EXERCISE OBJECTIVE: Each entry below should be reproduced character for character.

— begin DATASET ROWS —

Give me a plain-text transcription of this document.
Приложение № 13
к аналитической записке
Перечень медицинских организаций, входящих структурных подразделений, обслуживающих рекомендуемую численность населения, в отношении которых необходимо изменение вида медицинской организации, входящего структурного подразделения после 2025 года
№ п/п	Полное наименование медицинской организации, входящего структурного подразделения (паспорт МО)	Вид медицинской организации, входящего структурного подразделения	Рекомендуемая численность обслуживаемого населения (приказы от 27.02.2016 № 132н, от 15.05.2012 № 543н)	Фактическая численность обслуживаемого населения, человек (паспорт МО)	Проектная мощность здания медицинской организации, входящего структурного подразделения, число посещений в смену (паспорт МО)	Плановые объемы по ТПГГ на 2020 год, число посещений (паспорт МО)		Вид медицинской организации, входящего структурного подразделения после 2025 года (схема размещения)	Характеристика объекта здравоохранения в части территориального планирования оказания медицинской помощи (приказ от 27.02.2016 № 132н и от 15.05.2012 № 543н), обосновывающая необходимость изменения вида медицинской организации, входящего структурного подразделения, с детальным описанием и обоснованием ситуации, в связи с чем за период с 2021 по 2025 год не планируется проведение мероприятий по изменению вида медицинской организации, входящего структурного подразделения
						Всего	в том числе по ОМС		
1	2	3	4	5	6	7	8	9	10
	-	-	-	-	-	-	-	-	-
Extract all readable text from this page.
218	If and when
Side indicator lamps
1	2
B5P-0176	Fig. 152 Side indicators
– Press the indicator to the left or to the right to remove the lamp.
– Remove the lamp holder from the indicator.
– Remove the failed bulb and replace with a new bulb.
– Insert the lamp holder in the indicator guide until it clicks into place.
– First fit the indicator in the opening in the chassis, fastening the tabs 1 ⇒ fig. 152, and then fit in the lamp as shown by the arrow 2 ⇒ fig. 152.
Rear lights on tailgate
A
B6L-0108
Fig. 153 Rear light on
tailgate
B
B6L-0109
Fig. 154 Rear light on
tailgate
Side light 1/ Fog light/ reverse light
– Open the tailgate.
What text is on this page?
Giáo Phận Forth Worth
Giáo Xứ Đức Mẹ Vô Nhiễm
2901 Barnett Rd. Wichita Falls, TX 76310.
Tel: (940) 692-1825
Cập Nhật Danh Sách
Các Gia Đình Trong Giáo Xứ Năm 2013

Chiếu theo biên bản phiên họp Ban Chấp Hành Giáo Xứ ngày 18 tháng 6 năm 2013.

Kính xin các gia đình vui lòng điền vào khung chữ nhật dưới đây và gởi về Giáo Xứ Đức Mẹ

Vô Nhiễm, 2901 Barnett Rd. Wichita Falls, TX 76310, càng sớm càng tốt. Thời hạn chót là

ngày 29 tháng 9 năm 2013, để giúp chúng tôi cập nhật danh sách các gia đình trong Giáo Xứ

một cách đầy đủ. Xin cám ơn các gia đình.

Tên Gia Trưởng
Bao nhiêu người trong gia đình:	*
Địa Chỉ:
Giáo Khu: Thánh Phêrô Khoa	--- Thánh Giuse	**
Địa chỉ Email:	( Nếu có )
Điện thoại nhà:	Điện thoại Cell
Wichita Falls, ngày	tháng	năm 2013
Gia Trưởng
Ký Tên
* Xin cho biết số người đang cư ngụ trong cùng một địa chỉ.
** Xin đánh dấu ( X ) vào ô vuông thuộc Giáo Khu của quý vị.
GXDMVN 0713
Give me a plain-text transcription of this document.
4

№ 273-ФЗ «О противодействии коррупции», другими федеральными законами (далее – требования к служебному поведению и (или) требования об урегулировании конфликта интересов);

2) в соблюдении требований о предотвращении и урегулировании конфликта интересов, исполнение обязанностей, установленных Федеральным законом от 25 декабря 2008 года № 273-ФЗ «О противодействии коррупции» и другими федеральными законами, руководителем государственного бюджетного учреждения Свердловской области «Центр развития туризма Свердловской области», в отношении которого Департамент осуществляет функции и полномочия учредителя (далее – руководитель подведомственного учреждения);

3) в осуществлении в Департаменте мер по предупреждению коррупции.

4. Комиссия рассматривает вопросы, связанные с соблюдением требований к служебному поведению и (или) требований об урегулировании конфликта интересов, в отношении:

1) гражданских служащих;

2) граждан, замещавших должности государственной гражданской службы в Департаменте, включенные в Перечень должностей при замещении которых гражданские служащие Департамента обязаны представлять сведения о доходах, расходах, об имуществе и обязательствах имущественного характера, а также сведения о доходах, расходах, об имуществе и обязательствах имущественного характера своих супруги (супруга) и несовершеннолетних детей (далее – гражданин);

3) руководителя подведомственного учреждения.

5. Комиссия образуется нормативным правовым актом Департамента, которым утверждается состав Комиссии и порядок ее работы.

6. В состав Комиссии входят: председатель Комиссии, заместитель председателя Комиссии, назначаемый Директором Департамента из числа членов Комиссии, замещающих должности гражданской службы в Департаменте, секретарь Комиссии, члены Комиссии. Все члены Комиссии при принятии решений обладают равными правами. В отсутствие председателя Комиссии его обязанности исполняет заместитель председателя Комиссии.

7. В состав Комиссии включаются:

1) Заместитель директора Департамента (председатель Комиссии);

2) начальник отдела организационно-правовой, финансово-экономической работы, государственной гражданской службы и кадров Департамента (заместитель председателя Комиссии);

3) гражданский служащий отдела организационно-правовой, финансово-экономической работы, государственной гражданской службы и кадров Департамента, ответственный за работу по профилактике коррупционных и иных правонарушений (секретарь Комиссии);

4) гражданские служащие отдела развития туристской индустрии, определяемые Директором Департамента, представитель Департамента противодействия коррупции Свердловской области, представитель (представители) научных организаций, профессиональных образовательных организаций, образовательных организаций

— end DATASET ROWS —

OUTPUT OF THE TASK:
Give me a plain-text transcription of this document.
Приложение № 13
к аналитической записке
Перечень медицинских организаций, входящих структурных подразделений, обслуживающих рекомендуемую численность населения, в отношении которых необходимо изменение вида медицинской организации, входящего структурного подразделения после 2025 года
№ п/п	Полное наименование медицинской организации, входящего структурного подразделения (паспорт МО)	Вид медицинской организации, входящего структурного подразделения	Рекомендуемая численность обслуживаемого населения (приказы от 27.02.2016 № 132н, от 15.05.2012 № 543н)	Фактическая численность обслуживаемого населения, человек (паспорт МО)	Проектная мощность здания медицинской организации, входящего структурного подразделения, число посещений в смену (паспорт МО)	Плановые объемы по ТПГГ на 2020 год, число посещений (паспорт МО)		Вид медицинской организации, входящего структурного подразделения после 2025 года (схема размещения)	Характеристика объекта здравоохранения в части территориального планирования оказания медицинской помощи (приказ от 27.02.2016 № 132н и от 15.05.2012 № 543н), обосновывающая необходимость изменения вида медицинской организации, входящего структурного подразделения, с детальным описанием и обоснованием ситуации, в связи с чем за период с 2021 по 2025 год не планируется проведение мероприятий по изменению вида медицинской организации, входящего структурного подразделения
						Всего	в том числе по ОМС		
1	2	3	4	5	6	7	8	9	10
	-	-	-	-	-	-	-	-	-
Extract all readable text from this page.
218	If and when
Side indicator lamps
1	2
B5P-0176	Fig. 152 Side indicators
– Press the indicator to the left or to the right to remove the lamp.
– Remove the lamp holder from the indicator.
– Remove the failed bulb and replace with a new bulb.
– Insert the lamp holder in the indicator guide until it clicks into place.
– First fit the indicator in the opening in the chassis, fastening the tabs 1 ⇒ fig. 152, and then fit in the lamp as shown by the arrow 2 ⇒ fig. 152.
Rear lights on tailgate
A
B6L-0108
Fig. 153 Rear light on
tailgate
B
B6L-0109
Fig. 154 Rear light on
tailgate
Side light 1/ Fog light/ reverse light
– Open the tailgate.
What text is on this page?
Giáo Phận Forth Worth
Giáo Xứ Đức Mẹ Vô Nhiễm
2901 Barnett Rd. Wichita Falls, TX 76310.
Tel: (940) 692-1825
Cập Nhật Danh Sách
Các Gia Đình Trong Giáo Xứ Năm 2013

Chiếu theo biên bản phiên họp Ban Chấp Hành Giáo Xứ ngày 18 tháng 6 năm 2013.

Kính xin các gia đình vui lòng điền vào khung chữ nhật dưới đây và gởi về Giáo Xứ Đức Mẹ

Vô Nhiễm, 2901 Barnett Rd. Wichita Falls, TX 76310, càng sớm càng tốt. Thời hạn chót là

ngày 29 tháng 9 năm 2013, để giúp chúng tôi cập nhật danh sách các gia đình trong Giáo Xứ

một cách đầy đủ. Xin cám ơn các gia đình.

Tên Gia Trưởng
Bao nhiêu người trong gia đình:	*
Địa Chỉ:
Giáo Khu: Thánh Phêrô Khoa	--- Thánh Giuse	**
Địa chỉ Email:	( Nếu có )
Điện thoại nhà:	Điện thoại Cell
Wichita Falls, ngày	tháng	năm 2013
Gia Trưởng
Ký Tên
* Xin cho biết số người đang cư ngụ trong cùng một địa chỉ.
** Xin đánh dấu ( X ) vào ô vuông thuộc Giáo Khu của quý vị.
GXDMVN 0713
Give me a plain-text transcription of this document.
4

№ 273-ФЗ «О противодействии коррупции», другими федеральными законами (далее – требования к служебному поведению и (или) требования об урегулировании конфликта интересов);

2) в соблюдении требований о предотвращении и урегулировании конфликта интересов, исполнение обязанностей, установленных Федеральным законом от 25 декабря 2008 года № 273-ФЗ «О противодействии коррупции» и другими федеральными законами, руководителем государственного бюджетного учреждения Свердловской области «Центр развития туризма Свердловской области», в отношении которого Департамент осуществляет функции и полномочия учредителя (далее – руководитель подведомственного учреждения);

3) в осуществлении в Департаменте мер по предупреждению коррупции.

4. Комиссия рассматривает вопросы, связанные с соблюдением требований к служебному поведению и (или) требований об урегулировании конфликта интересов, в отношении:

1) гражданских служащих;

2) граждан, замещавших должности государственной гражданской службы в Департаменте, включенные в Перечень должностей при замещении которых гражданские служащие Департамента обязаны представлять сведения о доходах, расходах, об имуществе и обязательствах имущественного характера, а также сведения о доходах, расходах, об имуществе и обязательствах имущественного характера своих супруги (супруга) и несовершеннолетних детей (далее – гражданин);

3) руководителя подведомственного учреждения.

5. Комиссия образуется нормативным правовым актом Департамента, которым утверждается состав Комиссии и порядок ее работы.

6. В состав Комиссии входят: председатель Комиссии, заместитель председателя Комиссии, назначаемый Директором Департамента из числа членов Комиссии, замещающих должности гражданской службы в Департаменте, секретарь Комиссии, члены Комиссии. Все члены Комиссии при принятии решений обладают равными правами. В отсутствие председателя Комиссии его обязанности исполняет заместитель председателя Комиссии.

7. В состав Комиссии включаются:

1) Заместитель директора Департамента (председатель Комиссии);

2) начальник отдела организационно-правовой, финансово-экономической работы, государственной гражданской службы и кадров Департамента (заместитель председателя Комиссии);

3) гражданский служащий отдела организационно-правовой, финансово-экономической работы, государственной гражданской службы и кадров Департамента, ответственный за работу по профилактике коррупционных и иных правонарушений (секретарь Комиссии);

4) гражданские служащие отдела развития туристской индустрии, определяемые Директором Департамента, представитель Департамента противодействия коррупции Свердловской области, представитель (представители) научных организаций, профессиональных образовательных организаций, образовательных организаций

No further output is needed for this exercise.